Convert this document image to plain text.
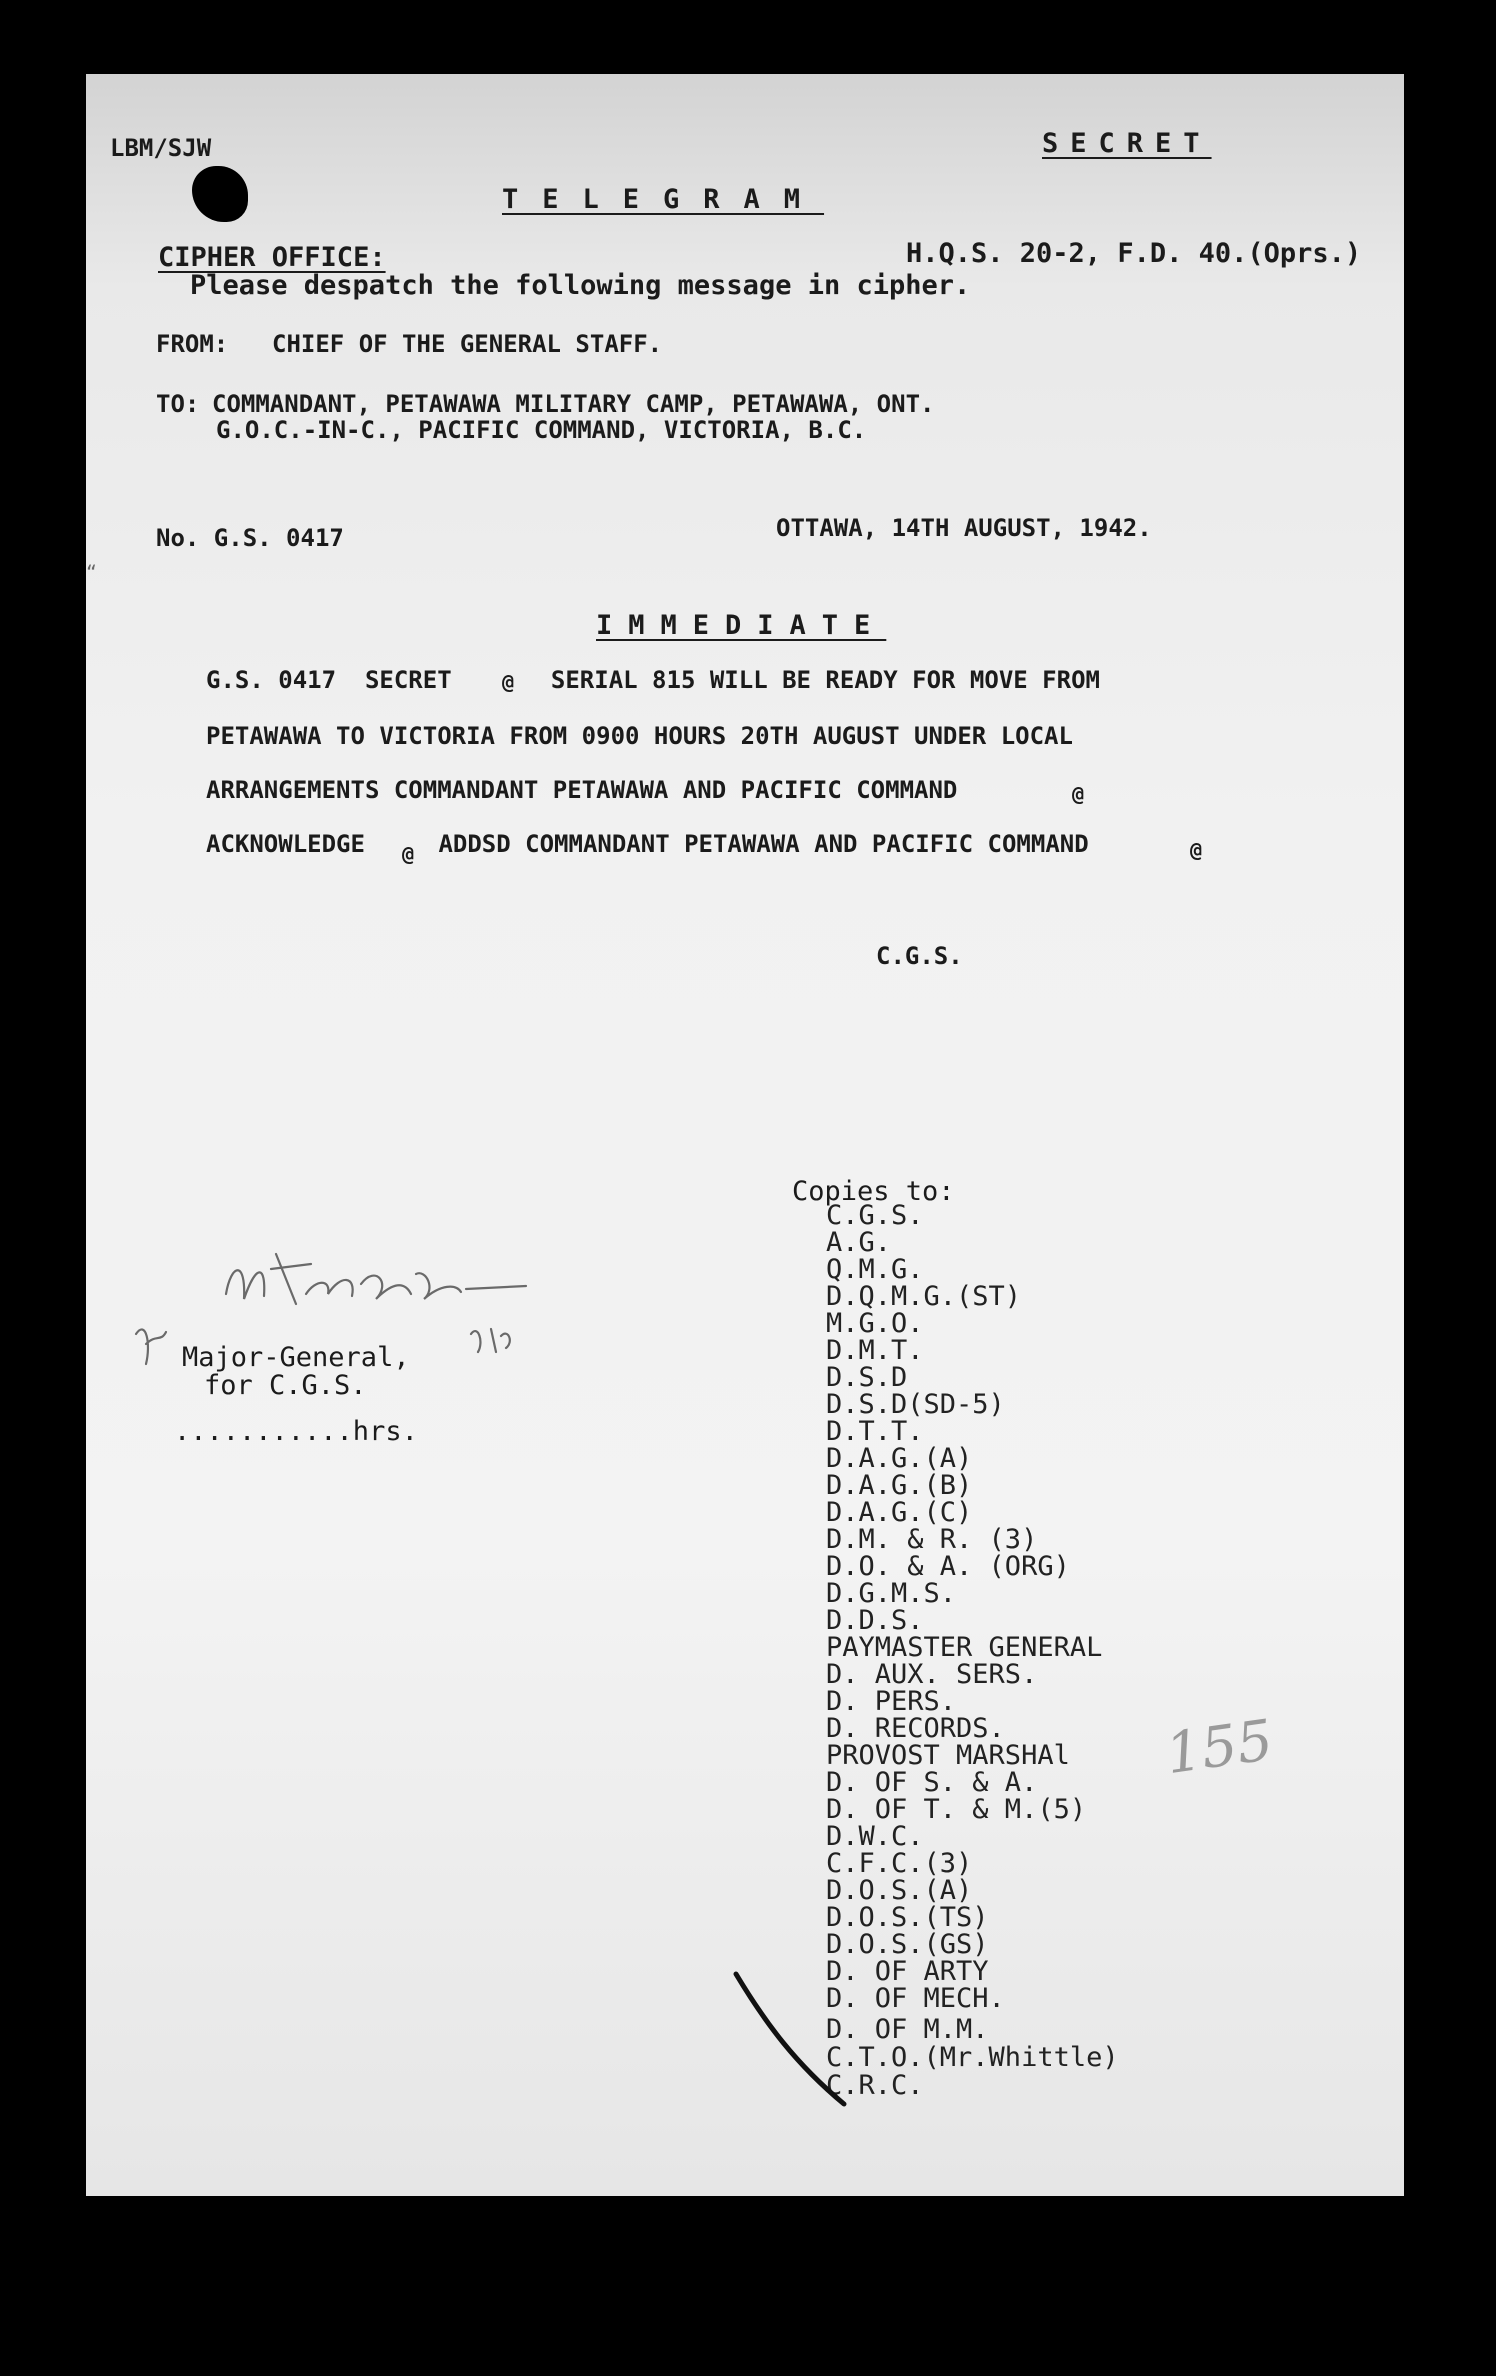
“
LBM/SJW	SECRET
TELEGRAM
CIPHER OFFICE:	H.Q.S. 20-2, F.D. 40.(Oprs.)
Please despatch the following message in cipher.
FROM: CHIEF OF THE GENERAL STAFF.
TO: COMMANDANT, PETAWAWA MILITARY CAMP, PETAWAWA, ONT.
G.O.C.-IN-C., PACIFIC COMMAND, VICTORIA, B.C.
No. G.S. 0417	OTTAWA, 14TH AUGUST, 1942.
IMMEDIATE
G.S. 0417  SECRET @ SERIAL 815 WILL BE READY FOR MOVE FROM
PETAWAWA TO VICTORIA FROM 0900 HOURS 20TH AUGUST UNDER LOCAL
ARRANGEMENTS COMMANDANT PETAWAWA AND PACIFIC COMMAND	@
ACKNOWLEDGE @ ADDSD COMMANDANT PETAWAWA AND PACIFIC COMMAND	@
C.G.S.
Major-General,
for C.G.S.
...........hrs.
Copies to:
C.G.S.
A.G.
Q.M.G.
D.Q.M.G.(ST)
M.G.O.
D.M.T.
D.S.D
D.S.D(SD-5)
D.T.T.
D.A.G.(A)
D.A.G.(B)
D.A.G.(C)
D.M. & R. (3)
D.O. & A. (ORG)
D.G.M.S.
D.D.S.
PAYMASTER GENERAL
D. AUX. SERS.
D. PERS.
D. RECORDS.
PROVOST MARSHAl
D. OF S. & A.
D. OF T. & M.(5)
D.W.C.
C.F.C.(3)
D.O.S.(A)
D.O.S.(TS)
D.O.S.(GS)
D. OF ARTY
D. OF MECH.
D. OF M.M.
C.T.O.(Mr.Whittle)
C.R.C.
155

──────────────────────────────

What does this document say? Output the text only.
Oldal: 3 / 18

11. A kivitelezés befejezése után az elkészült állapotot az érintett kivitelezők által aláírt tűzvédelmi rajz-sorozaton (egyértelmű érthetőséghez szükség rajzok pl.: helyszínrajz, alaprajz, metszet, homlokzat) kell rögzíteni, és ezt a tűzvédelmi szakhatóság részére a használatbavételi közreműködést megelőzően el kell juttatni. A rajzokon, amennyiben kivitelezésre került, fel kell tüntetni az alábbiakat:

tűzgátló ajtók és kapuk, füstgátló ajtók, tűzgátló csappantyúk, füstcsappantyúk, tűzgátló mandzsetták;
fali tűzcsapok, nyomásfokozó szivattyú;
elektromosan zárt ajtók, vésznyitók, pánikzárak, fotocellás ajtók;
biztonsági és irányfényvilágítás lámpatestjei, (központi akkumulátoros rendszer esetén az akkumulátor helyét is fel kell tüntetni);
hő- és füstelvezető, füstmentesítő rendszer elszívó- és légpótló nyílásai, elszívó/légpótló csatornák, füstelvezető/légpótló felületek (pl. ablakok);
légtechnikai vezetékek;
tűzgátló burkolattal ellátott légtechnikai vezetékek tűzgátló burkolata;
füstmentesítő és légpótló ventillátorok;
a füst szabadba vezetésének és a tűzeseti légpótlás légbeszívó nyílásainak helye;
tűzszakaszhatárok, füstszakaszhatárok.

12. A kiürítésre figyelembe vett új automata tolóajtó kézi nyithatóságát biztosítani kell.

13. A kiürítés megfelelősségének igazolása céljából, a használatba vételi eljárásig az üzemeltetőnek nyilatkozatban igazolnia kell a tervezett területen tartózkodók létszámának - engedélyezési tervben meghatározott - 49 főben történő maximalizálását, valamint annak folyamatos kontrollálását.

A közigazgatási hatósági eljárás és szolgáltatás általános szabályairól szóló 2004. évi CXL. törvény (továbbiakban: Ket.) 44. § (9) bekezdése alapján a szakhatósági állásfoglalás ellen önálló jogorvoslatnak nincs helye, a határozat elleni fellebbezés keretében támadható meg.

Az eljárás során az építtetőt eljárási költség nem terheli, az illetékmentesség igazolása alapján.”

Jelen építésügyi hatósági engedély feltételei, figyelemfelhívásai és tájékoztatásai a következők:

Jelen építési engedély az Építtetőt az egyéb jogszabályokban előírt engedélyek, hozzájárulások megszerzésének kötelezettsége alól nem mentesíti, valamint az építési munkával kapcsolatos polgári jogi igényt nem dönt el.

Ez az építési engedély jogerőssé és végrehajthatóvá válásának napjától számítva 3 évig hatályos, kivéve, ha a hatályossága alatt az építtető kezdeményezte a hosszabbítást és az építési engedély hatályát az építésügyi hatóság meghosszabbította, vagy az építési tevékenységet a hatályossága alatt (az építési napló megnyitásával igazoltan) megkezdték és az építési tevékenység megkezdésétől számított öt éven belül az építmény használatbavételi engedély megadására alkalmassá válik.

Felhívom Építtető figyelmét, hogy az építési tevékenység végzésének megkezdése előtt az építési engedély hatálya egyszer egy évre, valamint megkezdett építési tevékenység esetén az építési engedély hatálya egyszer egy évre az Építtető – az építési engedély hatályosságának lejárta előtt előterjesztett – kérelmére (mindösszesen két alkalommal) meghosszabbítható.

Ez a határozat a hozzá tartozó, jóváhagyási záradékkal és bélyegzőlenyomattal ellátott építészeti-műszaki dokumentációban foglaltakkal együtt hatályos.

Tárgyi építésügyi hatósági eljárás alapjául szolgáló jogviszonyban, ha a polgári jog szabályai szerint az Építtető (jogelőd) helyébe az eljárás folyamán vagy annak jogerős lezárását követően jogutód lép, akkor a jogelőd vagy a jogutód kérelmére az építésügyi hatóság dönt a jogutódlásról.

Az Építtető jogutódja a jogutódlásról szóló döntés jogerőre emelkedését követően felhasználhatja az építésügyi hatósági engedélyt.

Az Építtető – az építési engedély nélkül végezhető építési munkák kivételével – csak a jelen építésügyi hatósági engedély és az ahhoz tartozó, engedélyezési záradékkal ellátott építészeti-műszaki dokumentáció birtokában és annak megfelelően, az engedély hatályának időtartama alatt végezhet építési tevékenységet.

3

──────────────────────────────

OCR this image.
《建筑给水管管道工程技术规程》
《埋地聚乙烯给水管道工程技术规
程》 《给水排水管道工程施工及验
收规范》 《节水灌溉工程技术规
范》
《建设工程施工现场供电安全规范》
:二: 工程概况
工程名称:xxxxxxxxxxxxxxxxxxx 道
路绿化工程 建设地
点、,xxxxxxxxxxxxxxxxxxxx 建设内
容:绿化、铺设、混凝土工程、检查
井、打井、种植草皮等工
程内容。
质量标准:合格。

──────────────────────────────

Written instruction: Return all the lines that contain the string "PACIFIC".

Problem solution:
G.O.C.-IN-C., PACIFIC COMMAND, VICTORIA, B.C.
ARRANGEMENTS COMMANDANT PETAWAWA AND PACIFIC COMMAND	@
ACKNOWLEDGE @ ADDSD COMMANDANT PETAWAWA AND PACIFIC COMMAND	@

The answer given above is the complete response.